DOCUMENT SEGMENT: Begin
I carry on with my life, but I just can’t help it. I keep going back to YouTube, and eventually to this website that has all of his teachings. I tell myself I’m just going to read or listen to or watch his other stuff. I’ll avoid the stuff I don’t like—the stuff that’s wrong. The other stuff is just too good, though. It’s breathing life into my soul.
I don’t remember much about the night the truth took over. Sometimes our brains protect us from the trauma of reliving the pain over and over again. But this night, I’m crying. I’m devastated. I’ve been considering the possibility for months now, and it finally clicked about five minutes ago. Almost everything I think I know about God, the Bible, the cross, and the gospel is wrong. Dead wrong. I feel it now, down in my bones, and it burns with the pain only God can give.
Repentance begins. “Amber, baby, we need to talk. Everything I’ve ever taught you about Christ is wrong. Can you ever trust me again? Can we start over? Will you give me another chance?”
I feel like an adulterer. I begin undoing everything that needs to be undone. I failed as a husband, and by the grace of God I’m trying to fix it. I have no one and nothing. I don’t have any non-prosperity gospel friends, since I ditched them if they couldn’t get with the program. They were only holding me back and hurting my faith. That’s what I told myself. Now I’m alone. I do have the internet, though. . . .
So I’m watching Paul Washer videos and spending hours on DesiringGod.org. I’ve never even heard the word reformed, and I can’t find one single book about the prosperity gospel. Not one that’s attacking it, anyway. That’s what I really want.
I’m hurt—badly. I don’t trust anyone, and I’m angry at everyone—at Christians, anyway. Why didn’t anyone tell me? How could I have been so blind? I’m angry at myself. I’m broken, but the Spirit is carrying me.
God did heal my mercury poisoning, but it wasn’t because of my power to proclaim that healing into existence. And he accomplished a far greater rescue when he delivered me from the prosperity gospel. It’s been nearly six years since the Lord saved me from myself and the damnable heresy that had ensnared me.
I’m writing this account from Peru where my family and I are trying to reach a people group who don’t have the gospel. I’m still picking up the pieces. I still have a hard time praying for healing, or prosperity and blessing, both of which are thoroughly biblical. I still feel my diaphragm twitch whenever someone says “in the name of Jesus.” I know the truth now, and I try to walk in line with it every day. The white-knuckled discipline I once devoted to the prosperity gospel, I now devote to trusting fully in the finished work of Christ and the grace I breathe in to survive.
DOCUMENT SEGMENT: End
LISTED ENTRIES: Begin
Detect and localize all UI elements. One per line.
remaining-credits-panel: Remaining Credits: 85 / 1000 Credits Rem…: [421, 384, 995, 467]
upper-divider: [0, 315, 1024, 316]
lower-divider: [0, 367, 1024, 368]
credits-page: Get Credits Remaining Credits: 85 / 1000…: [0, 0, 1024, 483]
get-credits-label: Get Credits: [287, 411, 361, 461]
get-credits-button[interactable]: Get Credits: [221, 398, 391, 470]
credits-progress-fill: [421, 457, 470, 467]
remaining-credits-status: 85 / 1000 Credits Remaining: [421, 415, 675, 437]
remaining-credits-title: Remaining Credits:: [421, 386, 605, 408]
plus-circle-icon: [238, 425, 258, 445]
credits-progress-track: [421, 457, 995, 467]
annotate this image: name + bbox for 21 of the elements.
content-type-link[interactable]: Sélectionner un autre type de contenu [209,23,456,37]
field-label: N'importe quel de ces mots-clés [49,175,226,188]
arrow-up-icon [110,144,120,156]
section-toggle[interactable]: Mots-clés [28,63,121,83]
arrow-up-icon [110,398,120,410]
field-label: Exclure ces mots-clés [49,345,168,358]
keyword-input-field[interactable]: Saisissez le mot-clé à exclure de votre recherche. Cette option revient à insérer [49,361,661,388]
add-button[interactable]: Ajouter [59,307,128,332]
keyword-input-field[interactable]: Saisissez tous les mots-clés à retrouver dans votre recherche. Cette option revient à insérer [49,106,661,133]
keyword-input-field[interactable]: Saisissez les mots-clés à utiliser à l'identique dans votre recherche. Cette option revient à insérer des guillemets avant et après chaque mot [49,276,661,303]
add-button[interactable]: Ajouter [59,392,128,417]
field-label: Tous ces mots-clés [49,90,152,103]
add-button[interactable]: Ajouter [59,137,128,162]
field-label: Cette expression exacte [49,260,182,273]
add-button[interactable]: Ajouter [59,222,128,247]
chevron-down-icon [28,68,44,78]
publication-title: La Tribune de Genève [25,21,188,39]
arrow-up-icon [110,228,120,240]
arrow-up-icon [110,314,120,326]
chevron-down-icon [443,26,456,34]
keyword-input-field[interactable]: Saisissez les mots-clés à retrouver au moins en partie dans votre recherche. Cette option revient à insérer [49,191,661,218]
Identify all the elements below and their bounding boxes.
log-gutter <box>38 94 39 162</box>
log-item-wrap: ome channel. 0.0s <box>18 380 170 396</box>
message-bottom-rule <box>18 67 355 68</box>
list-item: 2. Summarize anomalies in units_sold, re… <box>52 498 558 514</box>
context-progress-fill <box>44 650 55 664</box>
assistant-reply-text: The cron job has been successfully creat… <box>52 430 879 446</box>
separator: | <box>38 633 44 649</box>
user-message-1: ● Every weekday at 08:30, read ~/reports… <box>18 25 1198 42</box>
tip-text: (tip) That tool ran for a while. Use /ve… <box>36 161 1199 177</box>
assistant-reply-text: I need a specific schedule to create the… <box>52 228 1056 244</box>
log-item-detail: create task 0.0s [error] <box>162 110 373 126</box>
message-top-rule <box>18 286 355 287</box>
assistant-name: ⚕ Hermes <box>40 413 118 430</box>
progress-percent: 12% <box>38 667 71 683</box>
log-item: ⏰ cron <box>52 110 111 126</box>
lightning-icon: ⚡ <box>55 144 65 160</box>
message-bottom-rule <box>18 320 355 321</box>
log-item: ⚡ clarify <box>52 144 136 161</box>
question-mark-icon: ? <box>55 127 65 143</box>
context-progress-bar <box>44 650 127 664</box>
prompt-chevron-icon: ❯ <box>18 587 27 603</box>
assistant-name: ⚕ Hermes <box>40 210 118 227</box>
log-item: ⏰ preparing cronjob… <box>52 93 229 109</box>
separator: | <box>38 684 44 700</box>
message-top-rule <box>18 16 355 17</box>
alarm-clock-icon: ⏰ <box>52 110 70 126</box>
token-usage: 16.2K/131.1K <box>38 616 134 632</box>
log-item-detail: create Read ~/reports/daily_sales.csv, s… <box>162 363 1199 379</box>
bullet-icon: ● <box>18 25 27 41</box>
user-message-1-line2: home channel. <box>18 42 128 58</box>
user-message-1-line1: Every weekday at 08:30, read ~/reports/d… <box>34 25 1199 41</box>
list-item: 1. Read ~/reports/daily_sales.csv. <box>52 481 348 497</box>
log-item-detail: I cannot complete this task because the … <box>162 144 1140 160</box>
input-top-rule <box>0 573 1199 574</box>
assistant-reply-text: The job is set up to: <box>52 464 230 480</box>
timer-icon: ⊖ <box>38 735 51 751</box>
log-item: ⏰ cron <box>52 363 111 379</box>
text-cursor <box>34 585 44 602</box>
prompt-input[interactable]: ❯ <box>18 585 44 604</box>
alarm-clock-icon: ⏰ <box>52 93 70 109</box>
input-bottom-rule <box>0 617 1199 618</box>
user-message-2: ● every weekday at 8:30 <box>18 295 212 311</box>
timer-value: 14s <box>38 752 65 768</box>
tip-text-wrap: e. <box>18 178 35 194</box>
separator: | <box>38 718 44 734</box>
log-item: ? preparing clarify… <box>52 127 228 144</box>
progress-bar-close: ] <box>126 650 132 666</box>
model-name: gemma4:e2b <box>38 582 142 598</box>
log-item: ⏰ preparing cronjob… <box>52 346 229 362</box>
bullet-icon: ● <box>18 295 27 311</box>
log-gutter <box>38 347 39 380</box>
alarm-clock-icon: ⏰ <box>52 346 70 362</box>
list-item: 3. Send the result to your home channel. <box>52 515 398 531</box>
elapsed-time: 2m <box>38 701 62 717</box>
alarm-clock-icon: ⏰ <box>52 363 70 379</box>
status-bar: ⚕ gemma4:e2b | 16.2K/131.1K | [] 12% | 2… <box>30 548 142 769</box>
LISTED ENTRIES: End
• **WHAT YOU NEED TO DO**:
**1)** In the account of leaving the prosperity gospel, why does the writer have no friends outside the prosperity gospel?
**2)** Reproduce word for word the stretch of the account of leaving the prosperity gospel from "I’m writing this" through "in to survive.".

• **TASK ANSWERS**:
**1)** The writer dropped those friends when they couldn't get with the program. At the time the writer believed they were holding them back and hurting their faith.

**2)**
I’m writing this account from Peru where my family and I are trying to reach a people group who don’t have the gospel. I’m still picking up the pieces. I still have a hard time praying for healing, or prosperity and blessing, both of which are thoroughly biblical. I still feel my diaphragm twitch whenever someone says “in the name of Jesus.” I know the truth now, and I try to walk in line with it every day. The white-knuckled discipline I once devoted to the prosperity gospel, I now devote to trusting fully in the finished work of Christ and the grace I breathe in to survive.